Supplied records |
· · · ·

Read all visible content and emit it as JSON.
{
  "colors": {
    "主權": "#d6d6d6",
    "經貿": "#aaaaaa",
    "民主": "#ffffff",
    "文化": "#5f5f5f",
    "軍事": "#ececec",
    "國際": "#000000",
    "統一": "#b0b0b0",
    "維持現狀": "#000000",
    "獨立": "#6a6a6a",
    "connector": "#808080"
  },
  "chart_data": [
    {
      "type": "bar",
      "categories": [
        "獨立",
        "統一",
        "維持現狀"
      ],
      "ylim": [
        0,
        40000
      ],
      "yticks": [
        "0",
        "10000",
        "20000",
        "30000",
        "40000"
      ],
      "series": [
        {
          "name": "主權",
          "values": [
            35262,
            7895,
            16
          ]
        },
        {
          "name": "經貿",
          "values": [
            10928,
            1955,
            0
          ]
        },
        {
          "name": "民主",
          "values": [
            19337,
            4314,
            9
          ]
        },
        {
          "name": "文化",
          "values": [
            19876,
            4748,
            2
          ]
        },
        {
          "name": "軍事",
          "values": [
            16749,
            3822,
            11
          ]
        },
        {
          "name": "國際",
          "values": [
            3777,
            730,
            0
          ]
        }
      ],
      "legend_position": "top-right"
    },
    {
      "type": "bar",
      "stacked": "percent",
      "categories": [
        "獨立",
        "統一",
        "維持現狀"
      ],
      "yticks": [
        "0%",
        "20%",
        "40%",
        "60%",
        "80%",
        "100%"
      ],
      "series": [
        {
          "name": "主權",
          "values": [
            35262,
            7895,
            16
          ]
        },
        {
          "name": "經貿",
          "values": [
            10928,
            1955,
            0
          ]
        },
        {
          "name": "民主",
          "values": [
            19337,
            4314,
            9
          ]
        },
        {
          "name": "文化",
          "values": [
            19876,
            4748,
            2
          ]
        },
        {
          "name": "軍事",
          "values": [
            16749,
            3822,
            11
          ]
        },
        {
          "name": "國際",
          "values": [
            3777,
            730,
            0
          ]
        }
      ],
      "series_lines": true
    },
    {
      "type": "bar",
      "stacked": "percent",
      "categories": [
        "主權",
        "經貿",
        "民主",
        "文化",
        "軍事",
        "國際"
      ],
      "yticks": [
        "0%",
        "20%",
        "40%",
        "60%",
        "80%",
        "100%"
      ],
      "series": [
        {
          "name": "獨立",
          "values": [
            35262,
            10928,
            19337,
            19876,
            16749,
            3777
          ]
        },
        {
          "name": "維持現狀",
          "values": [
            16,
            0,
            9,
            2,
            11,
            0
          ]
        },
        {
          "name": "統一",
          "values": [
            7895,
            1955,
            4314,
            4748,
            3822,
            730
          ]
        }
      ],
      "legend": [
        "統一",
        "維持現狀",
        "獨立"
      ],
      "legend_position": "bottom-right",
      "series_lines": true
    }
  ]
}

· · · ·

Extract all lines as given.

Finished exercise |
Read all visible content and emit it as JSON.
{
  "colors": {
    "主權": "#d6d6d6",
    "經貿": "#aaaaaa",
    "民主": "#ffffff",
    "文化": "#5f5f5f",
    "軍事": "#ececec",
    "國際": "#000000",
    "統一": "#b0b0b0",
    "維持現狀": "#000000",
    "獨立": "#6a6a6a",
    "connector": "#808080"
  },
  "chart_data": [
    {
      "type": "bar",
      "categories": [
        "獨立",
        "統一",
        "維持現狀"
      ],
      "ylim": [
        0,
        40000
      ],
      "yticks": [
        "0",
        "10000",
        "20000",
        "30000",
        "40000"
      ],
      "series": [
        {
          "name": "主權",
          "values": [
            35262,
            7895,
            16
          ]
        },
        {
          "name": "經貿",
          "values": [
            10928,
            1955,
            0
          ]
        },
        {
          "name": "民主",
          "values": [
            19337,
            4314,
            9
          ]
        },
        {
          "name": "文化",
          "values": [
            19876,
            4748,
            2
          ]
        },
        {
          "name": "軍事",
          "values": [
            16749,
            3822,
            11
          ]
        },
        {
          "name": "國際",
          "values": [
            3777,
            730,
            0
          ]
        }
      ],
      "legend_position": "top-right"
    },
    {
      "type": "bar",
      "stacked": "percent",
      "categories": [
        "獨立",
        "統一",
        "維持現狀"
      ],
      "yticks": [
        "0%",
        "20%",
        "40%",
        "60%",
        "80%",
        "100%"
      ],
      "series": [
        {
          "name": "主權",
          "values": [
            35262,
            7895,
            16
          ]
        },
        {
          "name": "經貿",
          "values": [
            10928,
            1955,
            0
          ]
        },
        {
          "name": "民主",
          "values": [
            19337,
            4314,
            9
          ]
        },
        {
          "name": "文化",
          "values": [
            19876,
            4748,
            2
          ]
        },
        {
          "name": "軍事",
          "values": [
            16749,
            3822,
            11
          ]
        },
        {
          "name": "國際",
          "values": [
            3777,
            730,
            0
          ]
        }
      ],
      "series_lines": true
    },
    {
      "type": "bar",
      "stacked": "percent",
      "categories": [
        "主權",
        "經貿",
        "民主",
        "文化",
        "軍事",
        "國際"
      ],
      "yticks": [
        "0%",
        "20%",
        "40%",
        "60%",
        "80%",
        "100%"
      ],
      "series": [
        {
          "name": "獨立",
          "values": [
            35262,
            10928,
            19337,
            19876,
            16749,
            3777
          ]
        },
        {
          "name": "維持現狀",
          "values": [
            16,
            0,
            9,
            2,
            11,
            0
          ]
        },
        {
          "name": "統一",
          "values": [
            7895,
            1955,
            4314,
            4748,
            3822,
            730
          ]
        }
      ],
      "legend": [
        "統一",
        "維持現狀",
        "獨立"
      ],
      "legend_position": "bottom-right",
      "series_lines": true
    }
  ]
}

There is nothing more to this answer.